*** Supplied material ***

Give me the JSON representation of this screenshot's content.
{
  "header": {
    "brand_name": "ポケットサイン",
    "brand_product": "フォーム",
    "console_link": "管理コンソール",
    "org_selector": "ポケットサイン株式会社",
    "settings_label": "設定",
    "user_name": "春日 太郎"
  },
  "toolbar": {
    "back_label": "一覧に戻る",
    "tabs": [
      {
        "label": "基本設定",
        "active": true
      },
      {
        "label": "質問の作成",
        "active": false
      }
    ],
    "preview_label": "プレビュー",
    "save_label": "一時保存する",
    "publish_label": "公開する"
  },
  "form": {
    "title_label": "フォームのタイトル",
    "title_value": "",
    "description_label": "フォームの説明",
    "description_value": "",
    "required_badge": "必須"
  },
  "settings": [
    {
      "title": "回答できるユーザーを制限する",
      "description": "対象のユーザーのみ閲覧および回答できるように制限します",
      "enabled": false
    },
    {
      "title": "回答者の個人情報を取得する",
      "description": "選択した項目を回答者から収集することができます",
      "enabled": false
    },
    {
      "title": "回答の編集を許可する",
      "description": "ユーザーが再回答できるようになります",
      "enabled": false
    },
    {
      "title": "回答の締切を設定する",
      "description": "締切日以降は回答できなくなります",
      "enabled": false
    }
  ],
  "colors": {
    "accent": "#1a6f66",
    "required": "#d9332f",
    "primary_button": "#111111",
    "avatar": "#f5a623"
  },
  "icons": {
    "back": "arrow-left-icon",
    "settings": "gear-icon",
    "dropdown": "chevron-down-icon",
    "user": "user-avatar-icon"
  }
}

***

Restate the listing in full, word for word.

- [Full solution]
Give me the JSON representation of this screenshot's content.
{
  "header": {
    "brand_name": "ポケットサイン",
    "brand_product": "フォーム",
    "console_link": "管理コンソール",
    "org_selector": "ポケットサイン株式会社",
    "settings_label": "設定",
    "user_name": "春日 太郎"
  },
  "toolbar": {
    "back_label": "一覧に戻る",
    "tabs": [
      {
        "label": "基本設定",
        "active": true
      },
      {
        "label": "質問の作成",
        "active": false
      }
    ],
    "preview_label": "プレビュー",
    "save_label": "一時保存する",
    "publish_label": "公開する"
  },
  "form": {
    "title_label": "フォームのタイトル",
    "title_value": "",
    "description_label": "フォームの説明",
    "description_value": "",
    "required_badge": "必須"
  },
  "settings": [
    {
      "title": "回答できるユーザーを制限する",
      "description": "対象のユーザーのみ閲覧および回答できるように制限します",
      "enabled": false
    },
    {
      "title": "回答者の個人情報を取得する",
      "description": "選択した項目を回答者から収集することができます",
      "enabled": false
    },
    {
      "title": "回答の編集を許可する",
      "description": "ユーザーが再回答できるようになります",
      "enabled": false
    },
    {
      "title": "回答の締切を設定する",
      "description": "締切日以降は回答できなくなります",
      "enabled": false
    }
  ],
  "colors": {
    "accent": "#1a6f66",
    "required": "#d9332f",
    "primary_button": "#111111",
    "avatar": "#f5a623"
  },
  "icons": {
    "back": "arrow-left-icon",
    "settings": "gear-icon",
    "dropdown": "chevron-down-icon",
    "user": "user-avatar-icon"
  }
}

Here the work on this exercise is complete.